== Problem to solve ==
Look through the data below. Show each line where the string "bình" occurs.

◆ ◆ ◆ ◆ ◆ ◆ ◆

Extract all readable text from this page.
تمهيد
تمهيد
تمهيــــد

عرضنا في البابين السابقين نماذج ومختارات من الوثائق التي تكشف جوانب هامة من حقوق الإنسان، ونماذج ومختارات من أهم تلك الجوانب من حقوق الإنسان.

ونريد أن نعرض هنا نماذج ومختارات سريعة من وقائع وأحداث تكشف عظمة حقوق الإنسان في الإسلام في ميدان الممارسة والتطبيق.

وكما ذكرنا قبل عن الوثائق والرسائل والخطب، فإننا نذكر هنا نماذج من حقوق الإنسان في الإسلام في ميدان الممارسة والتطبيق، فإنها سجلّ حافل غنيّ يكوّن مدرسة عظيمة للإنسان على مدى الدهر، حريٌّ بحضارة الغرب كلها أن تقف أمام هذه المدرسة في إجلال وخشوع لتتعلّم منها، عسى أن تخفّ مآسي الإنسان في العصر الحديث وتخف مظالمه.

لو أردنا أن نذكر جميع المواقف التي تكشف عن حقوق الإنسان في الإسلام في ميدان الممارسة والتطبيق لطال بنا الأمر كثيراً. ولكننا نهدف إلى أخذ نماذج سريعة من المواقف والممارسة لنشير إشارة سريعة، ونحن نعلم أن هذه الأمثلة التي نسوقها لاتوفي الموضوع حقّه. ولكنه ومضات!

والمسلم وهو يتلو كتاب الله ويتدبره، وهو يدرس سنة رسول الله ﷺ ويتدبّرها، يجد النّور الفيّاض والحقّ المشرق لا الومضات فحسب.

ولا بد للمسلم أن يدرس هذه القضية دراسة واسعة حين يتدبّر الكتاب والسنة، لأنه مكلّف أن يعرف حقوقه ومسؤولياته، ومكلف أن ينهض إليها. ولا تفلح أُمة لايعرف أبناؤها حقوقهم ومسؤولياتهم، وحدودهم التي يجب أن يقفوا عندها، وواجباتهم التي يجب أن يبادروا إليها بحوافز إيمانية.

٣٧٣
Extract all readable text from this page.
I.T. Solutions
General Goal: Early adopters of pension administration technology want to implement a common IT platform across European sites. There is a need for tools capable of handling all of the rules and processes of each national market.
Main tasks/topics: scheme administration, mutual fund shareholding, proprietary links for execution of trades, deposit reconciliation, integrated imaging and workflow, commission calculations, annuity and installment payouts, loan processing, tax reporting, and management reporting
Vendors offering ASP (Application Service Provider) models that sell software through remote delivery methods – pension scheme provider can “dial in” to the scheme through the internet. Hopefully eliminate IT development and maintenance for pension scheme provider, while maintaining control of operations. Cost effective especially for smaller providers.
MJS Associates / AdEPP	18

◆ ◆ ◆ ◆ ◆ ◆ ◆

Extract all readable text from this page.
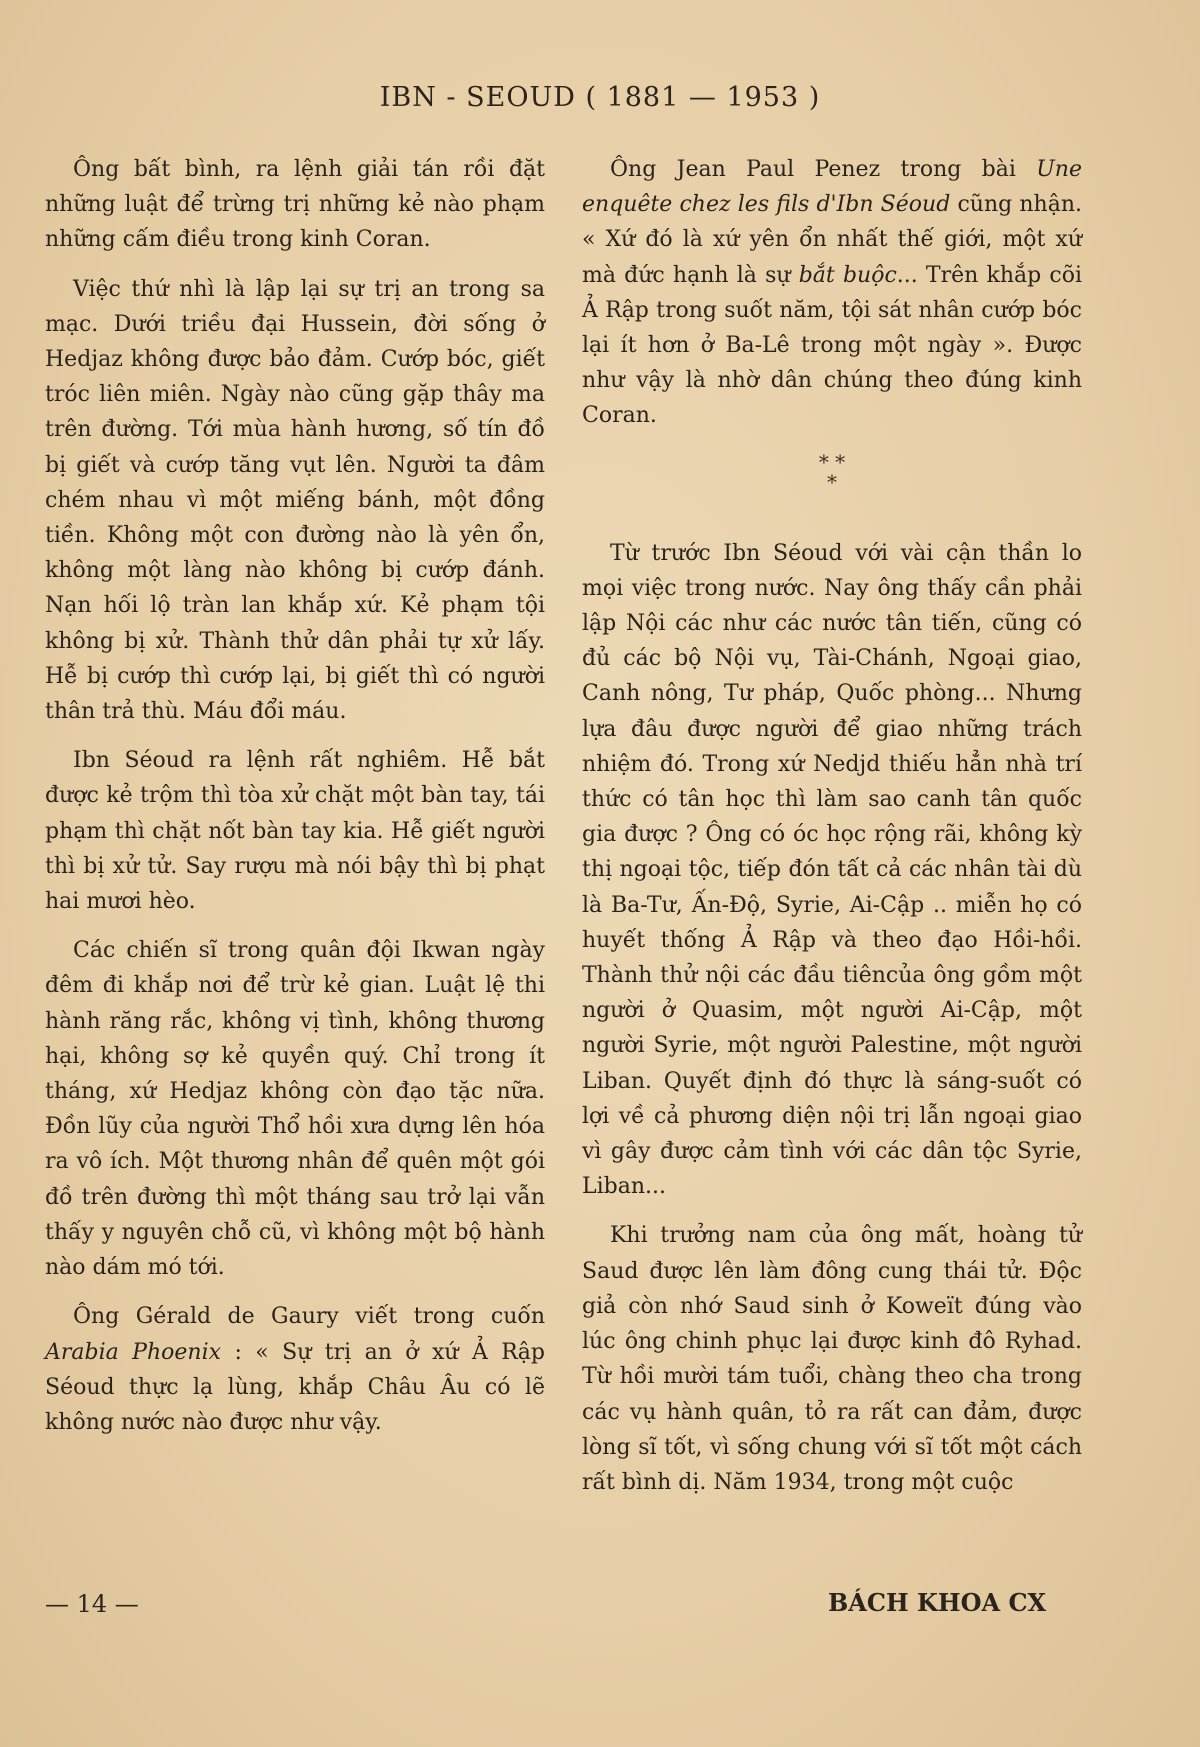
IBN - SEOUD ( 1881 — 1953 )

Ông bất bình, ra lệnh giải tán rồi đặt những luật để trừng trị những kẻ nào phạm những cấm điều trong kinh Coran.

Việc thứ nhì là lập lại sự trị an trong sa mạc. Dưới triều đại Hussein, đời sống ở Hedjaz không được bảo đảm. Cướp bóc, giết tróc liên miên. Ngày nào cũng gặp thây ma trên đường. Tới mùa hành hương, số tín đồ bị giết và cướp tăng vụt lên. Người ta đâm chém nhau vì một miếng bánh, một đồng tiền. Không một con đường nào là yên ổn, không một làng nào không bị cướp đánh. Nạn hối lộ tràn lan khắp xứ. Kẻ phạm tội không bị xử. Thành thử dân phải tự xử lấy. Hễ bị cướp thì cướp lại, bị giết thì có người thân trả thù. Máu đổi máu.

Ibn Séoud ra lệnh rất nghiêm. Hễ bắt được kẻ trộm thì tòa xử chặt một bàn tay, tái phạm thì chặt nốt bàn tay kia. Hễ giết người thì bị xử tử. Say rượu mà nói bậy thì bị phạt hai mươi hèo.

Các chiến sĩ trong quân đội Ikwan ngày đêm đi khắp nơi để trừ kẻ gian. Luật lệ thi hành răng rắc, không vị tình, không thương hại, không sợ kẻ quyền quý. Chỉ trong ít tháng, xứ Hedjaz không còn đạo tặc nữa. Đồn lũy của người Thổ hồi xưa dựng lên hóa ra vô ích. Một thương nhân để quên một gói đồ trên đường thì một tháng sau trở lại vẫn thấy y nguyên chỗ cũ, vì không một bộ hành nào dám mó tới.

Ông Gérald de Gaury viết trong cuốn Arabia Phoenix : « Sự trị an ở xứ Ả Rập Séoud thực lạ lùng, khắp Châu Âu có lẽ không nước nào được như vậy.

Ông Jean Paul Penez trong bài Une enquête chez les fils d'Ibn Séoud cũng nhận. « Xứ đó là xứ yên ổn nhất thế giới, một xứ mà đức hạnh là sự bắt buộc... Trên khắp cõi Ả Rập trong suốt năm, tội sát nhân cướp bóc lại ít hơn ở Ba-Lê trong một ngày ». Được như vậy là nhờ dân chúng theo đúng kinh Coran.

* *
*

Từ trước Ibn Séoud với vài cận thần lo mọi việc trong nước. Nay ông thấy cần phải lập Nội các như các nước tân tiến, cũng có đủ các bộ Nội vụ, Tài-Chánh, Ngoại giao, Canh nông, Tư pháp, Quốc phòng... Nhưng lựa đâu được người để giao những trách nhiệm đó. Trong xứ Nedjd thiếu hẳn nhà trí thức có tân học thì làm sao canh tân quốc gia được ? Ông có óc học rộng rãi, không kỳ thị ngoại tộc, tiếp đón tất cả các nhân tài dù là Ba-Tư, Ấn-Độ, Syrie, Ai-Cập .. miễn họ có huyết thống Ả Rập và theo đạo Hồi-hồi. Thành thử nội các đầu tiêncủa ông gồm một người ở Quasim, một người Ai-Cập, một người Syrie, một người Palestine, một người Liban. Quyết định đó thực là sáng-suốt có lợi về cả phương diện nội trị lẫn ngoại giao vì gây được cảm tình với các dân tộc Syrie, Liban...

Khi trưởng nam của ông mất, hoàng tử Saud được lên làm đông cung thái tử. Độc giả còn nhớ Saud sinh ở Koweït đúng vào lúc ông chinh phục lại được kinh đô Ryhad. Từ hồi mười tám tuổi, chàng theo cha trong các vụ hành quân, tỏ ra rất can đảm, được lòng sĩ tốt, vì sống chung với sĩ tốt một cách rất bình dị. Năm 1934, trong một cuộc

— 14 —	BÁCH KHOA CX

◆ ◆ ◆ ◆ ◆ ◆ ◆

== Result of the exercise ==
Ông bất bình, ra lệnh giải tán rồi đặt những luật để trừng trị những kẻ nào phạm những cấm điều trong kinh Coran.
Khi trưởng nam của ông mất, hoàng tử Saud được lên làm đông cung thái tử. Độc giả còn nhớ Saud sinh ở Koweït đúng vào lúc ông chinh phục lại được kinh đô Ryhad. Từ hồi mười tám tuổi, chàng theo cha trong các vụ hành quân, tỏ ra rất can đảm, được lòng sĩ tốt, vì sống chung với sĩ tốt một cách rất bình dị. Năm 1934, trong một cuộc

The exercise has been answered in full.